• WHAT YOU WILL DO:
Extract, from the listing that follows, each line containing the word "available".

--- RECORDS SUPPLIED ---

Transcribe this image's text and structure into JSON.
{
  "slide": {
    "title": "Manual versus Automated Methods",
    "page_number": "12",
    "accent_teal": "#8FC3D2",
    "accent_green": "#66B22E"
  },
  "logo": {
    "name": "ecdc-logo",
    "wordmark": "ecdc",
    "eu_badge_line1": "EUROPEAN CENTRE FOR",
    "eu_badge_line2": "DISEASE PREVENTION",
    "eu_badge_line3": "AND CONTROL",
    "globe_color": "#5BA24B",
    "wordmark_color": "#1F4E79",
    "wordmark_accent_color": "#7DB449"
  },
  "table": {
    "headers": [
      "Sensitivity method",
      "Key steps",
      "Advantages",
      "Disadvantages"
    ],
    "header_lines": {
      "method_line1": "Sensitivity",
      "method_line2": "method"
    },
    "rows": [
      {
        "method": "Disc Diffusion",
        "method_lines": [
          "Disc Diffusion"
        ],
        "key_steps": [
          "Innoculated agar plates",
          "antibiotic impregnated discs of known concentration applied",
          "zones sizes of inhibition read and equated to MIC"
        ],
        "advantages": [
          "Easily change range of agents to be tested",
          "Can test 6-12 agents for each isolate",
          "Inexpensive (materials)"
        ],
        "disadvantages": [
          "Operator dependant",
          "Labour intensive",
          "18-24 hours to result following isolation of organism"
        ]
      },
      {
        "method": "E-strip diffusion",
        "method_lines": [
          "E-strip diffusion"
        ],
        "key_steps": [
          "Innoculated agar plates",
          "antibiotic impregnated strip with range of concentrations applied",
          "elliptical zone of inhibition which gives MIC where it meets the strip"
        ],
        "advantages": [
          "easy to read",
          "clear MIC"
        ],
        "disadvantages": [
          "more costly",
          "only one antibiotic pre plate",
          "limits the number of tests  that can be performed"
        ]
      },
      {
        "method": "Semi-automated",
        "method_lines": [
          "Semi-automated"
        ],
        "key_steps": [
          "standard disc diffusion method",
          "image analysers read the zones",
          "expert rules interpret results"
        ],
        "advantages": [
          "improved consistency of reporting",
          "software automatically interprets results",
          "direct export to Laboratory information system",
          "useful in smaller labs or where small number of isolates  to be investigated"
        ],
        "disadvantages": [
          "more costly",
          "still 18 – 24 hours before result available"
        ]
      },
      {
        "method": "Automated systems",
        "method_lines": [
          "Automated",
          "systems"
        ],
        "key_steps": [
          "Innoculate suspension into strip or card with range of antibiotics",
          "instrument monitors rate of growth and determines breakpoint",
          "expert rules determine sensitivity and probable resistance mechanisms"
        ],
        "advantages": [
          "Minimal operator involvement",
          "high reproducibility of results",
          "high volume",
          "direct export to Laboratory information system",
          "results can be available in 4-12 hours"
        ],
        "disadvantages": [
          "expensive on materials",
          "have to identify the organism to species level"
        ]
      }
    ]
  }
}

---

• RESPONSE:
          "still 18 – 24 hours before result available"
          "results can be available in 4-12 hours"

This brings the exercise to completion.